* **YOUR OBJECTIVE**
Transcribe the material below without alteration, beginning at the line that contains "Patent image size: (389, 495)." and stopping after the line that contains "The initial cavity 8 is at (163, 148).".

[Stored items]
** Start **
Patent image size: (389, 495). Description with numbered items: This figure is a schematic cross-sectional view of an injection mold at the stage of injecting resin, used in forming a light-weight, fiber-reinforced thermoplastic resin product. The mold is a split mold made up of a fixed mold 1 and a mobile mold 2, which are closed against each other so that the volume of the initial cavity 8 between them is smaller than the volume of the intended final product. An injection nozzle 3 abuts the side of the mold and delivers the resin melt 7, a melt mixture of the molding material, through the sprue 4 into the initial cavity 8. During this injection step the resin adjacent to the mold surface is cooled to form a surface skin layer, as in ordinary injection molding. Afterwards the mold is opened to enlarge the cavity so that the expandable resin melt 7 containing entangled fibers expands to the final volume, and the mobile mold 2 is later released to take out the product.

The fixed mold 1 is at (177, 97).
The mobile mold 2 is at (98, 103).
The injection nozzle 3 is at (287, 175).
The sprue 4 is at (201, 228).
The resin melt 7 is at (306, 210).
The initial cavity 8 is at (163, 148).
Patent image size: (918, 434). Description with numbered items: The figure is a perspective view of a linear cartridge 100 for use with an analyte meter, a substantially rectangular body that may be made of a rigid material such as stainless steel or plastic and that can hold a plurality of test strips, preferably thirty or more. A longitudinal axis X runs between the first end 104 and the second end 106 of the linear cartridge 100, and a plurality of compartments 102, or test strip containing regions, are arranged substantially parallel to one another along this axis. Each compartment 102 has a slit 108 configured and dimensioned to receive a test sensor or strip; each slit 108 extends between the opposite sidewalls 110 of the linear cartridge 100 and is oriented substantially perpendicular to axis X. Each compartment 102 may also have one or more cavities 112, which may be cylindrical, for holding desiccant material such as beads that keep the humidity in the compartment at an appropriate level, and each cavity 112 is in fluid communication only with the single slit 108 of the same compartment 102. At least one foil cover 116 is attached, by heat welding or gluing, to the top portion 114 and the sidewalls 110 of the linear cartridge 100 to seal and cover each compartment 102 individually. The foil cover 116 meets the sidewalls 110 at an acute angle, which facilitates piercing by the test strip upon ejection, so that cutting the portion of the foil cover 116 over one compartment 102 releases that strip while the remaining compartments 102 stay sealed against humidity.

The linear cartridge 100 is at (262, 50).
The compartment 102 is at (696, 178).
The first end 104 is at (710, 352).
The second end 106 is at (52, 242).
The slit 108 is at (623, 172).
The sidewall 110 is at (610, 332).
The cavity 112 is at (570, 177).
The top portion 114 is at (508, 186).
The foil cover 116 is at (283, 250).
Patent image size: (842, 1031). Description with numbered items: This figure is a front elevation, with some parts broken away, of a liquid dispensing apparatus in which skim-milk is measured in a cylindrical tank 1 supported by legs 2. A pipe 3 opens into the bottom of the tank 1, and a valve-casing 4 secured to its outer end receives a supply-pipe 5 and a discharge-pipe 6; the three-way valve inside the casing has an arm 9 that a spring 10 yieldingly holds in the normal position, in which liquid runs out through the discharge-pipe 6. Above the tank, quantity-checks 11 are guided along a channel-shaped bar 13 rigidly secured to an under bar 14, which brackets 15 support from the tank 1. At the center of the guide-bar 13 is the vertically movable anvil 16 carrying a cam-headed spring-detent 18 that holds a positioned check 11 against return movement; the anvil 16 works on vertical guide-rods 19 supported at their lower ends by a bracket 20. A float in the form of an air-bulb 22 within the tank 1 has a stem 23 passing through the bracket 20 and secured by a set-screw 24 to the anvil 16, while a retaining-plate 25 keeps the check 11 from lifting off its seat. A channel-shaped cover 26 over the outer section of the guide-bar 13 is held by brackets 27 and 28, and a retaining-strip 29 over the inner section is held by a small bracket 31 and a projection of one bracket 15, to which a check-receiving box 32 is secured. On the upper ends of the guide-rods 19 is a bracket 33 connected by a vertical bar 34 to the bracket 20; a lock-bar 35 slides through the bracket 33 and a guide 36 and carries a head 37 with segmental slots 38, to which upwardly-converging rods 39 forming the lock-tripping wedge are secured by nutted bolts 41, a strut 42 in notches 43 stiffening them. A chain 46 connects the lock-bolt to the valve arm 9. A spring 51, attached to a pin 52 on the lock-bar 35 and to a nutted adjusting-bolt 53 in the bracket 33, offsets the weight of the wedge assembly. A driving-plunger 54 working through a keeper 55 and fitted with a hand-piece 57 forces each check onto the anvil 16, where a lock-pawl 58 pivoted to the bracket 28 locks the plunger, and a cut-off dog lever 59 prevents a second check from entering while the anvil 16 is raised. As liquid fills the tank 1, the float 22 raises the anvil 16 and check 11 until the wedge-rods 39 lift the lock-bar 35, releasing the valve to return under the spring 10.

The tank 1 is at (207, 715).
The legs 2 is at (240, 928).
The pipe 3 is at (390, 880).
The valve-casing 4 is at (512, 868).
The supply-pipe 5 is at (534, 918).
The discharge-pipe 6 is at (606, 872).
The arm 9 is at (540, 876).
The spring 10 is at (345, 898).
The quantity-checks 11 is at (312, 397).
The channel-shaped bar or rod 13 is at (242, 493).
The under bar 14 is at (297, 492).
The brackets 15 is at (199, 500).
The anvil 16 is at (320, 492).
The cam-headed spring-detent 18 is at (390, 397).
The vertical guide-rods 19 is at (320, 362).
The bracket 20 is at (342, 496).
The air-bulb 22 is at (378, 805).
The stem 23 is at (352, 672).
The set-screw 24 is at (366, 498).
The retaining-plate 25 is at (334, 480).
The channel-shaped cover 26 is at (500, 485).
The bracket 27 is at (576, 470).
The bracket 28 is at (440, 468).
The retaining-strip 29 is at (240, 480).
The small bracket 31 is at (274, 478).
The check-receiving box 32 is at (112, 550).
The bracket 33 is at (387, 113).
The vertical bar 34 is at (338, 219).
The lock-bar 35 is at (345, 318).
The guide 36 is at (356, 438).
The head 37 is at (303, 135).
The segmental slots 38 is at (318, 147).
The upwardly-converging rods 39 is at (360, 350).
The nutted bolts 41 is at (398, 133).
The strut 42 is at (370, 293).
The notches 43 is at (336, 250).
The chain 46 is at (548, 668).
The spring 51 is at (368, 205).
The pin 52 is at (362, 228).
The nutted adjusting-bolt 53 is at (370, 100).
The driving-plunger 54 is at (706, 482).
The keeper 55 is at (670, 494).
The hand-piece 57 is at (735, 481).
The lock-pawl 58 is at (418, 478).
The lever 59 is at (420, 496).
** End **
** Start **
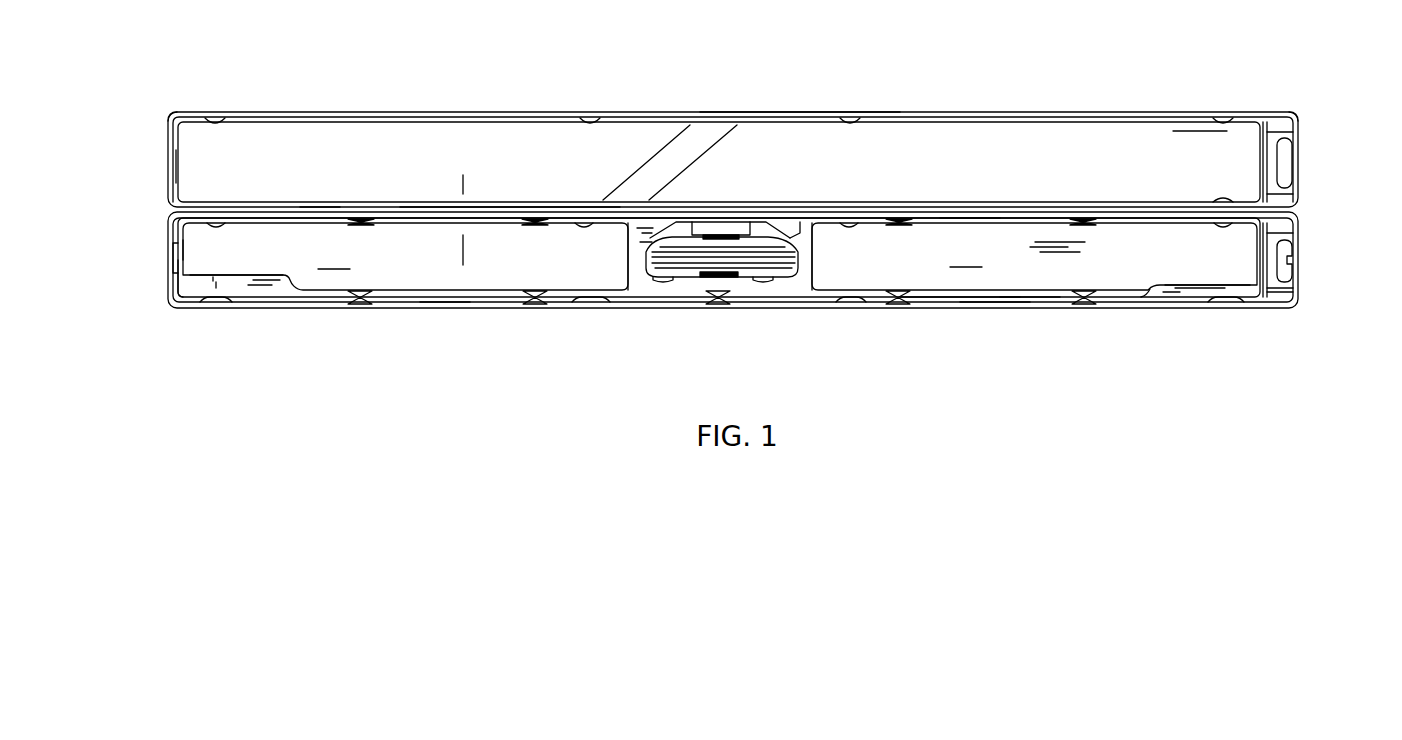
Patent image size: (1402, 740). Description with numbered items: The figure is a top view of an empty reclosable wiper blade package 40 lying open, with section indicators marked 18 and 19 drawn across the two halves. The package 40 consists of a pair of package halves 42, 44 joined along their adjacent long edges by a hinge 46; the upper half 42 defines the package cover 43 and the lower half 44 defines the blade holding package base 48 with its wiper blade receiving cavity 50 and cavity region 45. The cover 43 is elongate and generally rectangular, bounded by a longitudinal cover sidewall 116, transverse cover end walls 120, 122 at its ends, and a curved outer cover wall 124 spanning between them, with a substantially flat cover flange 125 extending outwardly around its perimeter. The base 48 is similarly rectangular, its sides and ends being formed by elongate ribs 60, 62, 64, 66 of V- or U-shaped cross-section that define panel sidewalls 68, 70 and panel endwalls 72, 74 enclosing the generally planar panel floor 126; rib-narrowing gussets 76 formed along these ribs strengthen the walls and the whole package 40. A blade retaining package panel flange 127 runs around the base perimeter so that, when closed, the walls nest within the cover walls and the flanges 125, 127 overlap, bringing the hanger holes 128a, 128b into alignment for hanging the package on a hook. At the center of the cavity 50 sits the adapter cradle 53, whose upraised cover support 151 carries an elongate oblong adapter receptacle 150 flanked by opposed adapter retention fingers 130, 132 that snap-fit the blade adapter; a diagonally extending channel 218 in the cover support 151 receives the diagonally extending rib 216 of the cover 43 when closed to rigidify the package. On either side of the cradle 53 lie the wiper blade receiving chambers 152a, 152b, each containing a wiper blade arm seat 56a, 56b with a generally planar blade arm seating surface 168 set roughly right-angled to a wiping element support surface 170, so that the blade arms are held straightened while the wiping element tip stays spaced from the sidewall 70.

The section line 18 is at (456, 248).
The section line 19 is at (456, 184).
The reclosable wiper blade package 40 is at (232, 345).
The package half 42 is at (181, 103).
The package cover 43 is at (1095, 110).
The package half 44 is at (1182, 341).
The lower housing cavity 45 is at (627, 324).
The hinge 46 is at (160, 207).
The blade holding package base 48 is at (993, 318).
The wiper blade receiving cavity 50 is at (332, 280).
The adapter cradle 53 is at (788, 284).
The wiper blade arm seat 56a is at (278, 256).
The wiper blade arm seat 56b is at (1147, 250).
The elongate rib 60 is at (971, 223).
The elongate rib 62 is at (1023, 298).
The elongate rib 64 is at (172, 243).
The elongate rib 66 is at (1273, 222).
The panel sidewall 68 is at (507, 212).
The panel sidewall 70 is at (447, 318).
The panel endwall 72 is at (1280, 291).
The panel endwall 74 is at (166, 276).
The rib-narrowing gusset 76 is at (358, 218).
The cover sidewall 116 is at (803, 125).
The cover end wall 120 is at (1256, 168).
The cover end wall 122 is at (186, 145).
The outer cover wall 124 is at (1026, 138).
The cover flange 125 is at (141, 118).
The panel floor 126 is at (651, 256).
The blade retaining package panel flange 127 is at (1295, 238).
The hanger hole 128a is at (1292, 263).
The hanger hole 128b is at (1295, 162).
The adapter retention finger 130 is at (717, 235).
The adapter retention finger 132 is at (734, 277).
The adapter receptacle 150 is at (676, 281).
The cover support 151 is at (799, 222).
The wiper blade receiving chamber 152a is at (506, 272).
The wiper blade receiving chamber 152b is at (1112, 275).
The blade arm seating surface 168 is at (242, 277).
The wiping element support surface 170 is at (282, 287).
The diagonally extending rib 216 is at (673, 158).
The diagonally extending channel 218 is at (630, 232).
** End **
* **CORRECT OUTPUT**
Patent image size: (389, 495). Description with numbered items: This figure is a schematic cross-sectional view of an injection mold at the stage of injecting resin, used in forming a light-weight, fiber-reinforced thermoplastic resin product. The mold is a split mold made up of a fixed mold 1 and a mobile mold 2, which are closed against each other so that the volume of the initial cavity 8 between them is smaller than the volume of the intended final product. An injection nozzle 3 abuts the side of the mold and delivers the resin melt 7, a melt mixture of the molding material, through the sprue 4 into the initial cavity 8. During this injection step the resin adjacent to the mold surface is cooled to form a surface skin layer, as in ordinary injection molding. Afterwards the mold is opened to enlarge the cavity so that the expandable resin melt 7 containing entangled fibers expands to the final volume, and the mobile mold 2 is later released to take out the product.

The fixed mold 1 is at (177, 97).
The mobile mold 2 is at (98, 103).
The injection nozzle 3 is at (287, 175).
The sprue 4 is at (201, 228).
The resin melt 7 is at (306, 210).
The initial cavity 8 is at (163, 148).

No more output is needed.